Below are the records. List every line holding the word "time".

Given data:
— BEGIN —
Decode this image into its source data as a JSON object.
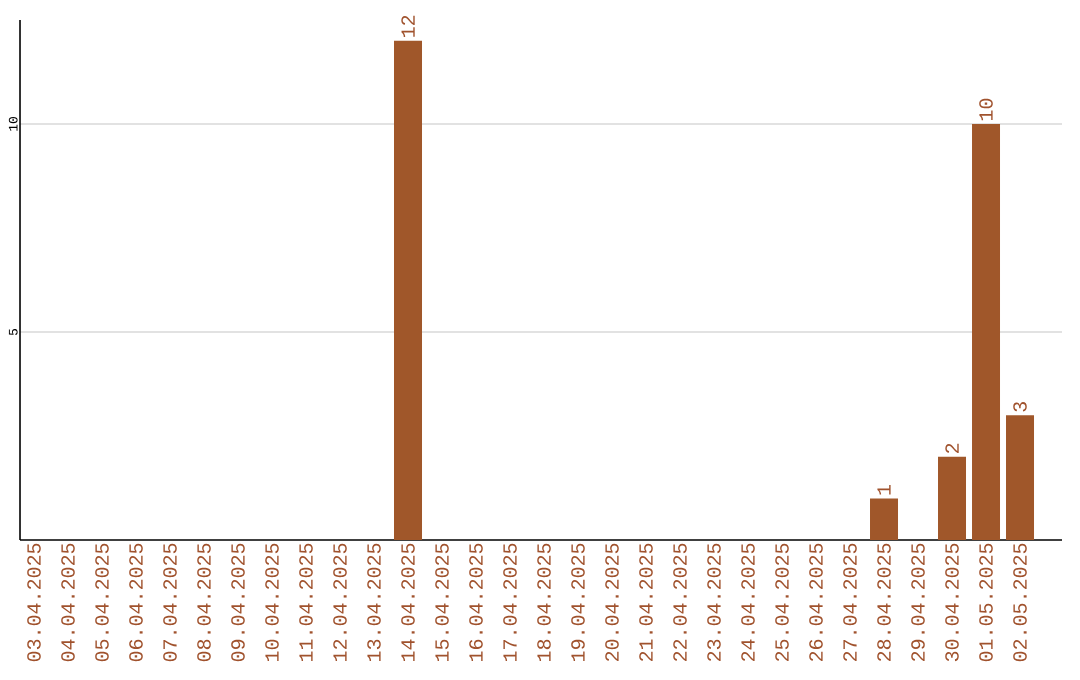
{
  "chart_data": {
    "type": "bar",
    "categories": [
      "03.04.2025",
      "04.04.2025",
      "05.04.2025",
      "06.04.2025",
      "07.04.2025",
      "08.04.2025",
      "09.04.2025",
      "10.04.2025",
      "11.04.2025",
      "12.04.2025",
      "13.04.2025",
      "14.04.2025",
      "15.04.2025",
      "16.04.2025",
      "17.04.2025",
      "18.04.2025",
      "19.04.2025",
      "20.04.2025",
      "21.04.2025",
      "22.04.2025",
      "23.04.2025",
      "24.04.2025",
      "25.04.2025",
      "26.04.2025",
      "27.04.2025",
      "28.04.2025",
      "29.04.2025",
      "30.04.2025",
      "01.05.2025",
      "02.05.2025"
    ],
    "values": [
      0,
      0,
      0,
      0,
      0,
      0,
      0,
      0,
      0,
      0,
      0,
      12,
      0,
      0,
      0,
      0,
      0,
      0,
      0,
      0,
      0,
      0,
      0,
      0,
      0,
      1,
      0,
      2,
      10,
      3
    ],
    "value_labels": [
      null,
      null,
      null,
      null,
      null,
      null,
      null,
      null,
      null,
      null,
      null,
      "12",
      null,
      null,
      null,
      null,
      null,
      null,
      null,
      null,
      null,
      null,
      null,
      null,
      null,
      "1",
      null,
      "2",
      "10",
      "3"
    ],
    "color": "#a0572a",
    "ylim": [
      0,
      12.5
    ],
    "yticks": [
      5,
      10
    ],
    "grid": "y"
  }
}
— END —
— BEGIN —
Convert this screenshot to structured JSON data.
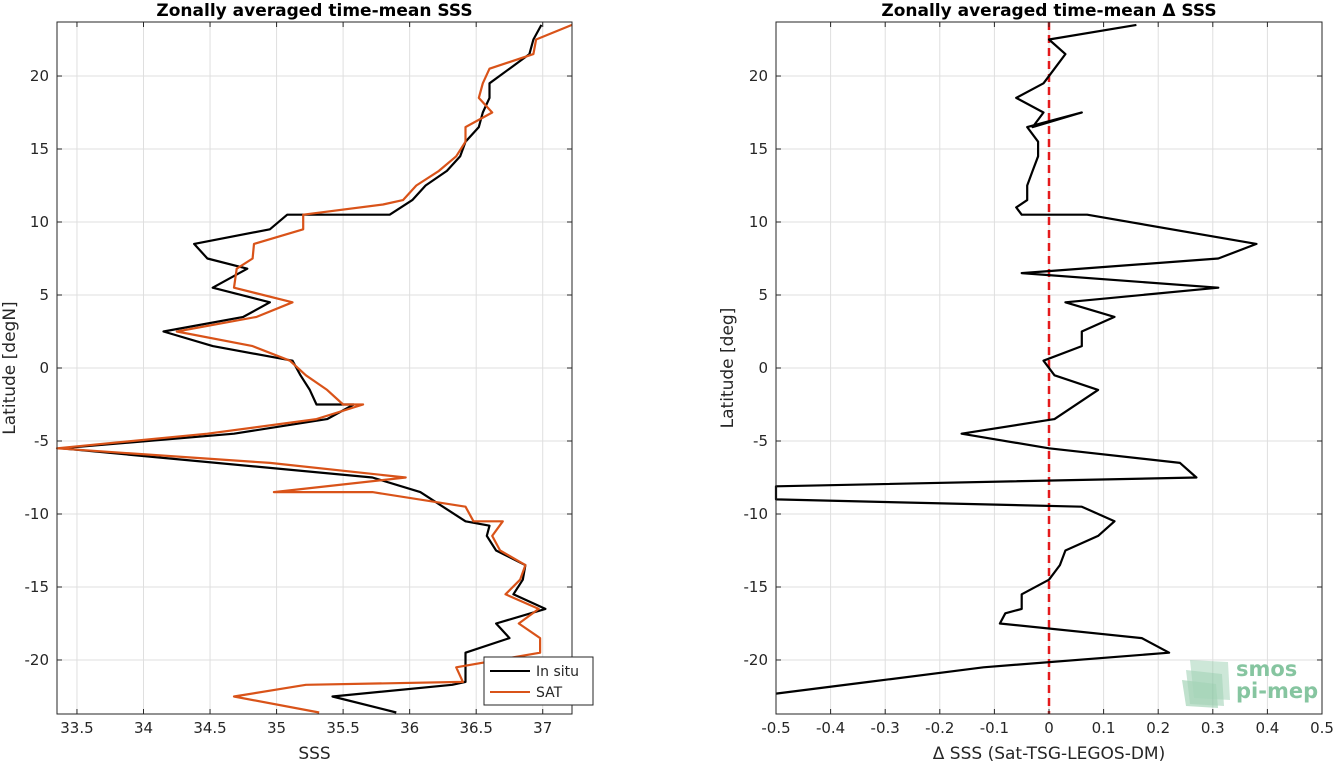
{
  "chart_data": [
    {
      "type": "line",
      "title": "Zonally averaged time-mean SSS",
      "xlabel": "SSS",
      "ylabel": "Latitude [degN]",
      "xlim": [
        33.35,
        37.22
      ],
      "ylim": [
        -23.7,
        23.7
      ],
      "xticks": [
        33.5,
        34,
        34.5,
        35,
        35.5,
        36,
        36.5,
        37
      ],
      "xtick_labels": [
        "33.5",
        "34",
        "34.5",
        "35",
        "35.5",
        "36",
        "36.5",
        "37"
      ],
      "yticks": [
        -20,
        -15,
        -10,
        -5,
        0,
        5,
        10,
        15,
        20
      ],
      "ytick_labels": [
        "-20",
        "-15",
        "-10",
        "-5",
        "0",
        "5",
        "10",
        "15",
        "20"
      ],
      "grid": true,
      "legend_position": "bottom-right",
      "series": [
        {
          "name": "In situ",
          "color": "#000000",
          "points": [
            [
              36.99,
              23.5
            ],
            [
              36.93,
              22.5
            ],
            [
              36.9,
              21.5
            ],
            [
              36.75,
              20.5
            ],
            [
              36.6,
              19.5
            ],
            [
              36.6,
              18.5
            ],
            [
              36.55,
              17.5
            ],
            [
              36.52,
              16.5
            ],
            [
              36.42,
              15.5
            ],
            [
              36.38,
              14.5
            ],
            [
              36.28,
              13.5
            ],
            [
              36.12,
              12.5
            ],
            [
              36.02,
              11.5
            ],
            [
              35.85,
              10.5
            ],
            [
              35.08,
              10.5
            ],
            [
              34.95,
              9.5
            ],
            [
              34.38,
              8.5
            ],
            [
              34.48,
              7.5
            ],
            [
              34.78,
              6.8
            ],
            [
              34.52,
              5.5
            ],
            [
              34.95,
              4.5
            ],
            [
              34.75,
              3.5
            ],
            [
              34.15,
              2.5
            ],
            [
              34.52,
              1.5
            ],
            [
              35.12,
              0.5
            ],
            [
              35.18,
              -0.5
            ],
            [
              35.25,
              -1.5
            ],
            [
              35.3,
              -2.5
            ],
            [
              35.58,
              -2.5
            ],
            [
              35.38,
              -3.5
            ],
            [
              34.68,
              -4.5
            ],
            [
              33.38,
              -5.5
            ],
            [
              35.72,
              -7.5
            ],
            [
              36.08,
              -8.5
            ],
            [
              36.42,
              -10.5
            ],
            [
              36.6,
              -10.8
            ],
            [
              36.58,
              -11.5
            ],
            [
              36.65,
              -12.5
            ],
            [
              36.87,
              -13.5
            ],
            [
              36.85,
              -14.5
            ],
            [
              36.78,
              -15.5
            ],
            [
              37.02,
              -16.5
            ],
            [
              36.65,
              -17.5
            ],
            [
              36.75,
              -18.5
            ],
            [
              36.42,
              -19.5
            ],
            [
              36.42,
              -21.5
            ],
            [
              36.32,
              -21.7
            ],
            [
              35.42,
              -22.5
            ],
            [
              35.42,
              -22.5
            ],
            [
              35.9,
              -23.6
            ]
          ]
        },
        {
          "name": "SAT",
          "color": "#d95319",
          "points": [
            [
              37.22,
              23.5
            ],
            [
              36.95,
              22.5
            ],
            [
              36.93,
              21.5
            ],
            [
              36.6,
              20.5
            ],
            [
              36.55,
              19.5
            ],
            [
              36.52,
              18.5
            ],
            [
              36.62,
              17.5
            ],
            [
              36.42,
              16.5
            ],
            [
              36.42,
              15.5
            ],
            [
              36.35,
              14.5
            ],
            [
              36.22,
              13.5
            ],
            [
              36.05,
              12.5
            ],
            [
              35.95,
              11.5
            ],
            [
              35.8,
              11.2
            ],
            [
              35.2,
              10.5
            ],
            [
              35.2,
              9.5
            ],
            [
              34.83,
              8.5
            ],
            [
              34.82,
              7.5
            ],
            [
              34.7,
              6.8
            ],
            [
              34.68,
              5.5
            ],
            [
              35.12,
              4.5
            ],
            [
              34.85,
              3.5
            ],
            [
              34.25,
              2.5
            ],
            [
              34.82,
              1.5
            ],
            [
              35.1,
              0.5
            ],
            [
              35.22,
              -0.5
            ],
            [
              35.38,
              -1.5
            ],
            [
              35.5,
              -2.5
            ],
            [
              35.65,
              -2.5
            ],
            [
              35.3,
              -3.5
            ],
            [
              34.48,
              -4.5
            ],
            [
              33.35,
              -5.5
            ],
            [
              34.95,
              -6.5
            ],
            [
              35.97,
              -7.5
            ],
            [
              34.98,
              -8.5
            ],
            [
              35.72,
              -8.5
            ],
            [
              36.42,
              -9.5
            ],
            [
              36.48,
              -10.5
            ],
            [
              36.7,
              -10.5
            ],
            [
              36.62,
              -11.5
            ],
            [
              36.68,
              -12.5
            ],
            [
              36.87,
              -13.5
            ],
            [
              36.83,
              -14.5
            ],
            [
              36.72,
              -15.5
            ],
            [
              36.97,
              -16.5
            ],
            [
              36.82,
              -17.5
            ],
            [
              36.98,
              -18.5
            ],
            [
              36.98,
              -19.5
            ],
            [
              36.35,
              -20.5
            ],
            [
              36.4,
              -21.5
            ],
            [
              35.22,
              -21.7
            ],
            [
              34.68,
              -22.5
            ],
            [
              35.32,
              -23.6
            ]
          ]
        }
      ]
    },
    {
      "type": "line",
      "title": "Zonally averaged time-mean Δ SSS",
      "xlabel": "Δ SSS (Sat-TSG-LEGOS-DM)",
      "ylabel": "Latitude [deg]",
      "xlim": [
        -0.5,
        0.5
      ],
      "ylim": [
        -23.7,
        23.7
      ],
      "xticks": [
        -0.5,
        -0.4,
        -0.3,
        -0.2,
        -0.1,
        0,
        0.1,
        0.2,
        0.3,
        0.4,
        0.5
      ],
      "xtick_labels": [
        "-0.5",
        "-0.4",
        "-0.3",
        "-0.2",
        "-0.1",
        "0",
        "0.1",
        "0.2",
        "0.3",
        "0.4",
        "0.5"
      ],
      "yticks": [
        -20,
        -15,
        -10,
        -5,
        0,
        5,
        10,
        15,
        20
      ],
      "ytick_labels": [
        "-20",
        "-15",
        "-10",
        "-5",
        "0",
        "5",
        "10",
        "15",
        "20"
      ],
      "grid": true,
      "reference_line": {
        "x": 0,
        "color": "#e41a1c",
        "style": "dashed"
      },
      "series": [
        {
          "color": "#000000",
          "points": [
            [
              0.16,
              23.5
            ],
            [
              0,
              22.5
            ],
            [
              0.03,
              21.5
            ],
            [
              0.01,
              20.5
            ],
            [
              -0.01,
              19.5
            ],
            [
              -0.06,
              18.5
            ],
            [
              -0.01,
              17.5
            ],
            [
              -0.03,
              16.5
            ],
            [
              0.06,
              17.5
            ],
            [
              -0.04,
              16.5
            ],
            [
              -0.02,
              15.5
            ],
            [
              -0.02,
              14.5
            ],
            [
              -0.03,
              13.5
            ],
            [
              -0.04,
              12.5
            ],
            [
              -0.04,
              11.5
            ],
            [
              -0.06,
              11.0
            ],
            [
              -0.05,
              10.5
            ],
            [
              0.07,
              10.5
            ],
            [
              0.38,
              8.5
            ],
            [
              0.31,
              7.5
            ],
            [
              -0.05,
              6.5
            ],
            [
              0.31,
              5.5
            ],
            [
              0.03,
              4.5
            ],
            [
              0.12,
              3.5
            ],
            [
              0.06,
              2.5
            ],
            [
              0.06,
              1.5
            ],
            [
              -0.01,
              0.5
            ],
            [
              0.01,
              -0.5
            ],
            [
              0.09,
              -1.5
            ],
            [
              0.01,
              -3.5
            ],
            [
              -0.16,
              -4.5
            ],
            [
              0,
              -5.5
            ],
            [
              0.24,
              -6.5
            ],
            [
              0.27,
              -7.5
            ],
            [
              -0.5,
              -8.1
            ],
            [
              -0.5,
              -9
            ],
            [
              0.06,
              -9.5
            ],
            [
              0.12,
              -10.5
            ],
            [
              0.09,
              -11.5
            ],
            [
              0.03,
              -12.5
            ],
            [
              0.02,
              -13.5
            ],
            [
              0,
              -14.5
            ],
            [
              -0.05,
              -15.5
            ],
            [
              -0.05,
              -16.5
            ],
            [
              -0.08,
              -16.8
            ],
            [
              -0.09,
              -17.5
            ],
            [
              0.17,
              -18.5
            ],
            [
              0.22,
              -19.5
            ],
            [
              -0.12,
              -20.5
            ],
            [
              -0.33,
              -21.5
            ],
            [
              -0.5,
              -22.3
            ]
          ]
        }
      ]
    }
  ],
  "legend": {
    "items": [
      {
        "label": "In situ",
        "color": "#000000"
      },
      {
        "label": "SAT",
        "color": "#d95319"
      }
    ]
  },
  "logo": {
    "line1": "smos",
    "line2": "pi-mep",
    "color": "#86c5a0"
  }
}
— END —
Answer to this exercise:
      "title": "Zonally averaged time-mean SSS",
      "title": "Zonally averaged time-mean Δ SSS",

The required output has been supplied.